[Data excerpts]

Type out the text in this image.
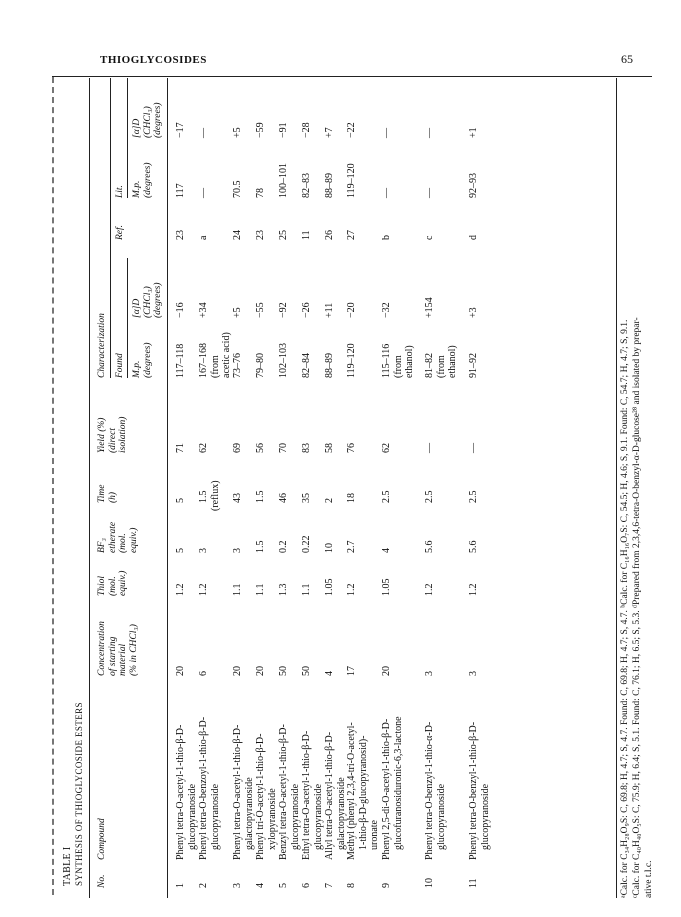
THIOGLYCOSIDES	65
TABLE I SYNTHESIS OF THIOGLYCOSIDE ESTERS No.
Compound
Concentration of starting material (% in CHCl₃)
Thiol (mol. equiv.)
BF₃ etherate (mol. equiv.)
Time (h)
Yield (%) (direct isolation)
Characterization Found
Ref.
Lit.
M.p. (degrees)
[α]D (CHCl₃) (degrees)
M.p. (degrees)
[α]D (CHCl₃) (degrees)
1
Phenyl tetra-O-acetyl-1-thio-β-D- glucopyranoside
20
1.2
5
5
71
117–118
−16
23
117
−17
2
Phenyl tetra-O-benzoyl-1-thio-β-D- glucopyranoside
6
1.2
3
1.5 (reflux)
62
167–168 (from acetic acid)
+34
a
—
—
3
Phenyl tetra-O-acetyl-1-thio-β-D- galactopyranoside
20
1.1
3
43
69
73–76
+5
24
70.5
+5
4
Phenyl tri-O-acetyl-1-thio-β-D- xylopyranoside
20
1.1
1.5
1.5
56
79–80
−55
23
78
−59
5
Benzyl tetra-O-acetyl-1-thio-β-D- glucopyranoside
50
1.3
0.2
46
70
102–103
−92
25
100–101
−91
6
Ethyl tetra-O-acetyl-1-thio-β-D- glucopyranoside
50
1.1
0.22
35
83
82–84
−26
11
82–83
−28
7
Allyl tetra-O-acetyl-1-thio-β-D- galactopyranoside
4
1.05
10
2
58
88–89
+11
26
88–89
+7
8
Methyl (phenyl 2,3,4-tri-O-acetyl- 1-thio-β-D-glucopyranosid)- uronate
17
1.2
2.7
18
76
119–120
−20
27
119–120
−22
9
Phenyl 2,5-di-O-acetyl-1-thio-β-D- glucofuranosiduronic-6,3-lactone
20
1.05
4
2.5
62
115–116 (from ethanol)
−32
b
—
—
10
Phenyl tetra-O-benzyl-1-thio-α-D- glucopyranoside
3
1.2
5.6
2.5
—
81–82 (from ethanol)
+154
c
—
—
11
Phenyl tetra-O-benzyl-1-thio-β-D- glucopyranoside
3
1.2
5.6
2.5
—
91–92
+3
d
92–93
+1
ᵃCalc. for C₃₄H₂₈O₉S: C, 69.8; H, 4.7; S, 4.7. Found: C, 69.8; H, 4.7; S, 4.7. ᵇCalc. for C₁₆H₁₆O₇S: C, 54.5; H, 4.6; S, 9.1. Found: C, 54.7; H, 4.7; S, 9.1. ᶜCalc. for C₄₀H₄₀O₅S: C, 75.9; H, 6.4; S, 5.1. Found: C, 76.1; H, 6.5; S, 5.3. ᵈPrepared from 2,3,4,6-tetra-O-benzyl-α-D-glucose²⁸ and isolated by prepar- ative t.l.c.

# WHAT THE TASK ASKS
Leave the pictures out and reproduce all of the records exactly.

# WRITTEN REPLY
Type out the text in this image.
THIOGLYCOSIDES	65
TABLE I SYNTHESIS OF THIOGLYCOSIDE ESTERS No.
Compound
Concentration of starting material (% in CHCl₃)
Thiol (mol. equiv.)
BF₃ etherate (mol. equiv.)
Time (h)
Yield (%) (direct isolation)
Characterization Found
Ref.
Lit.
M.p. (degrees)
[α]D (CHCl₃) (degrees)
M.p. (degrees)
[α]D (CHCl₃) (degrees)
1
Phenyl tetra-O-acetyl-1-thio-β-D- glucopyranoside
20
1.2
5
5
71
117–118
−16
23
117
−17
2
Phenyl tetra-O-benzoyl-1-thio-β-D- glucopyranoside
6
1.2
3
1.5 (reflux)
62
167–168 (from acetic acid)
+34
a
—
—
3
Phenyl tetra-O-acetyl-1-thio-β-D- galactopyranoside
20
1.1
3
43
69
73–76
+5
24
70.5
+5
4
Phenyl tri-O-acetyl-1-thio-β-D- xylopyranoside
20
1.1
1.5
1.5
56
79–80
−55
23
78
−59
5
Benzyl tetra-O-acetyl-1-thio-β-D- glucopyranoside
50
1.3
0.2
46
70
102–103
−92
25
100–101
−91
6
Ethyl tetra-O-acetyl-1-thio-β-D- glucopyranoside
50
1.1
0.22
35
83
82–84
−26
11
82–83
−28
7
Allyl tetra-O-acetyl-1-thio-β-D- galactopyranoside
4
1.05
10
2
58
88–89
+11
26
88–89
+7
8
Methyl (phenyl 2,3,4-tri-O-acetyl- 1-thio-β-D-glucopyranosid)- uronate
17
1.2
2.7
18
76
119–120
−20
27
119–120
−22
9
Phenyl 2,5-di-O-acetyl-1-thio-β-D- glucofuranosiduronic-6,3-lactone
20
1.05
4
2.5
62
115–116 (from ethanol)
−32
b
—
—
10
Phenyl tetra-O-benzyl-1-thio-α-D- glucopyranoside
3
1.2
5.6
2.5
—
81–82 (from ethanol)
+154
c
—
—
11
Phenyl tetra-O-benzyl-1-thio-β-D- glucopyranoside
3
1.2
5.6
2.5
—
91–92
+3
d
92–93
+1
ᵃCalc. for C₃₄H₂₈O₉S: C, 69.8; H, 4.7; S, 4.7. Found: C, 69.8; H, 4.7; S, 4.7. ᵇCalc. for C₁₆H₁₆O₇S: C, 54.5; H, 4.6; S, 9.1. Found: C, 54.7; H, 4.7; S, 9.1. ᶜCalc. for C₄₀H₄₀O₅S: C, 75.9; H, 6.4; S, 5.1. Found: C, 76.1; H, 6.5; S, 5.3. ᵈPrepared from 2,3,4,6-tetra-O-benzyl-α-D-glucose²⁸ and isolated by prepar- ative t.l.c.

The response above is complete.